- GIVEN TASK:
All of the lines below are to be transcribed faithfully, with pictures excluded from the copy.

───── PROVIDED RECORDS ─────

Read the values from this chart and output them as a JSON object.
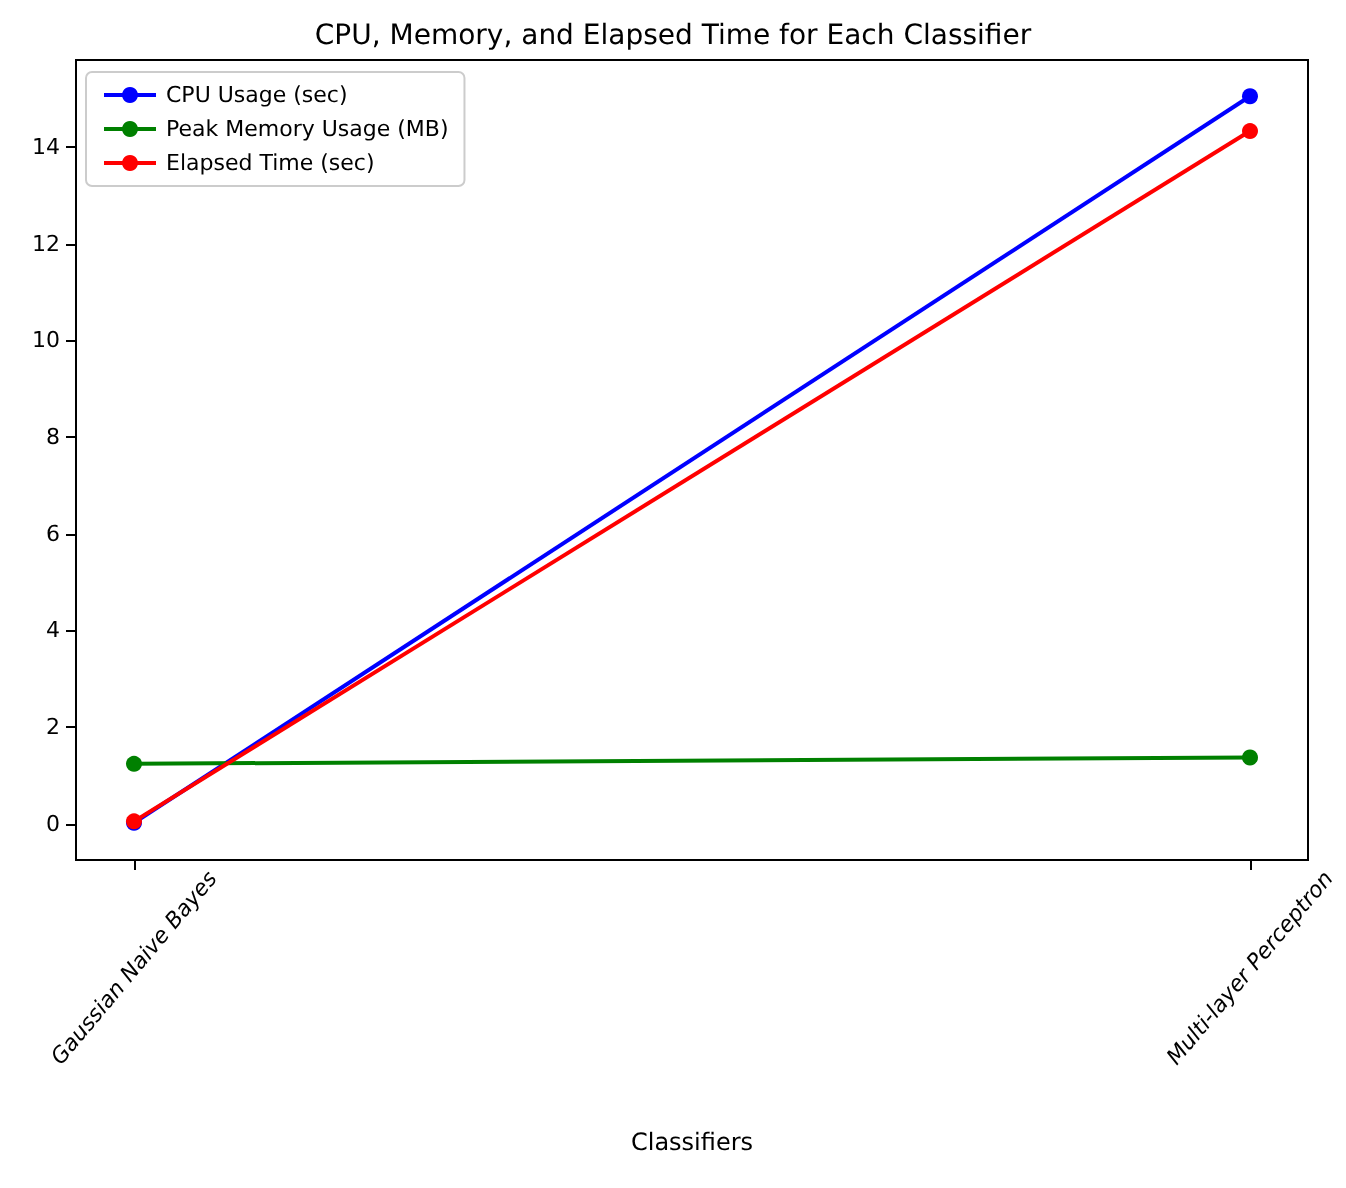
{
  "chart_data": {
    "type": "line",
    "title": "CPU, Memory, and Elapsed Time for Each Classifier",
    "xlabel": "Classifiers",
    "categories": [
      "Gaussian Naive Bayes",
      "Multi-layer Perceptron"
    ],
    "series": [
      {
        "name": "CPU Usage (sec)",
        "color": "#0000ff",
        "values": [
          0.02,
          15.05
        ]
      },
      {
        "name": "Peak Memory Usage (MB)",
        "color": "#008000",
        "values": [
          1.24,
          1.37
        ]
      },
      {
        "name": "Elapsed Time (sec)",
        "color": "#ff0000",
        "values": [
          0.05,
          14.33
        ]
      }
    ],
    "ylim": [
      -0.75,
      15.8
    ],
    "yticks": [
      0,
      2,
      4,
      6,
      8,
      10,
      12,
      14
    ],
    "grid": false,
    "legend": "top left",
    "marker": "circle",
    "line_style": "solid"
  }
}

─────

- RESPONSE TO THE EXERCISE:
Read the values from this chart and output them as a JSON object.
{
  "chart_data": {
    "type": "line",
    "title": "CPU, Memory, and Elapsed Time for Each Classifier",
    "xlabel": "Classifiers",
    "categories": [
      "Gaussian Naive Bayes",
      "Multi-layer Perceptron"
    ],
    "series": [
      {
        "name": "CPU Usage (sec)",
        "color": "#0000ff",
        "values": [
          0.02,
          15.05
        ]
      },
      {
        "name": "Peak Memory Usage (MB)",
        "color": "#008000",
        "values": [
          1.24,
          1.37
        ]
      },
      {
        "name": "Elapsed Time (sec)",
        "color": "#ff0000",
        "values": [
          0.05,
          14.33
        ]
      }
    ],
    "ylim": [
      -0.75,
      15.8
    ],
    "yticks": [
      0,
      2,
      4,
      6,
      8,
      10,
      12,
      14
    ],
    "grid": false,
    "legend": "top left",
    "marker": "circle",
    "line_style": "solid"
  }
}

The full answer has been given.